WHAT YOU SHOULD DO: Return all of the data exactly as given.

INFORMATION GIVEN:
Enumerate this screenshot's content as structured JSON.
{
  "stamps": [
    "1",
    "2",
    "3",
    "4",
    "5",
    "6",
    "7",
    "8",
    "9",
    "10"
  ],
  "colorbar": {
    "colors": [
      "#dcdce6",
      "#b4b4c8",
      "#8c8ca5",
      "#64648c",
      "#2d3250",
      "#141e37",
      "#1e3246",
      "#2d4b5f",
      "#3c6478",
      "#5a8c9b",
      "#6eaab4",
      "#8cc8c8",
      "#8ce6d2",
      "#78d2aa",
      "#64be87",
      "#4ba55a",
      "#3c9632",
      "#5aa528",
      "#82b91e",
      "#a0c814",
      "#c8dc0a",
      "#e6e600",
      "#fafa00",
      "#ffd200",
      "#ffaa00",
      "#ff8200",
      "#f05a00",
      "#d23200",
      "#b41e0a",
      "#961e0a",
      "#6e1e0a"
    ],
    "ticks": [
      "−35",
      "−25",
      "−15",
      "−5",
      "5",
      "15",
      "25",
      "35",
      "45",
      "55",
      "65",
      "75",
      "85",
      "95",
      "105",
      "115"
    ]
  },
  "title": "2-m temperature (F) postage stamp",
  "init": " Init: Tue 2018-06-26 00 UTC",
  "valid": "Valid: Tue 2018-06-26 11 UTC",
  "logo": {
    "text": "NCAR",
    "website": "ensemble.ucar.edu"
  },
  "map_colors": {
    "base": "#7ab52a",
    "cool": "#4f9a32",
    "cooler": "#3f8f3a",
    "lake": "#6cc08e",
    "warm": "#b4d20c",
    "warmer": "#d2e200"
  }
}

RESULT OF THIS EXERCISE:
Enumerate this screenshot's content as structured JSON.
{
  "stamps": [
    "1",
    "2",
    "3",
    "4",
    "5",
    "6",
    "7",
    "8",
    "9",
    "10"
  ],
  "colorbar": {
    "colors": [
      "#dcdce6",
      "#b4b4c8",
      "#8c8ca5",
      "#64648c",
      "#2d3250",
      "#141e37",
      "#1e3246",
      "#2d4b5f",
      "#3c6478",
      "#5a8c9b",
      "#6eaab4",
      "#8cc8c8",
      "#8ce6d2",
      "#78d2aa",
      "#64be87",
      "#4ba55a",
      "#3c9632",
      "#5aa528",
      "#82b91e",
      "#a0c814",
      "#c8dc0a",
      "#e6e600",
      "#fafa00",
      "#ffd200",
      "#ffaa00",
      "#ff8200",
      "#f05a00",
      "#d23200",
      "#b41e0a",
      "#961e0a",
      "#6e1e0a"
    ],
    "ticks": [
      "−35",
      "−25",
      "−15",
      "−5",
      "5",
      "15",
      "25",
      "35",
      "45",
      "55",
      "65",
      "75",
      "85",
      "95",
      "105",
      "115"
    ]
  },
  "title": "2-m temperature (F) postage stamp",
  "init": " Init: Tue 2018-06-26 00 UTC",
  "valid": "Valid: Tue 2018-06-26 11 UTC",
  "logo": {
    "text": "NCAR",
    "website": "ensemble.ucar.edu"
  },
  "map_colors": {
    "base": "#7ab52a",
    "cool": "#4f9a32",
    "cooler": "#3f8f3a",
    "lake": "#6cc08e",
    "warm": "#b4d20c",
    "warmer": "#d2e200"
  }
}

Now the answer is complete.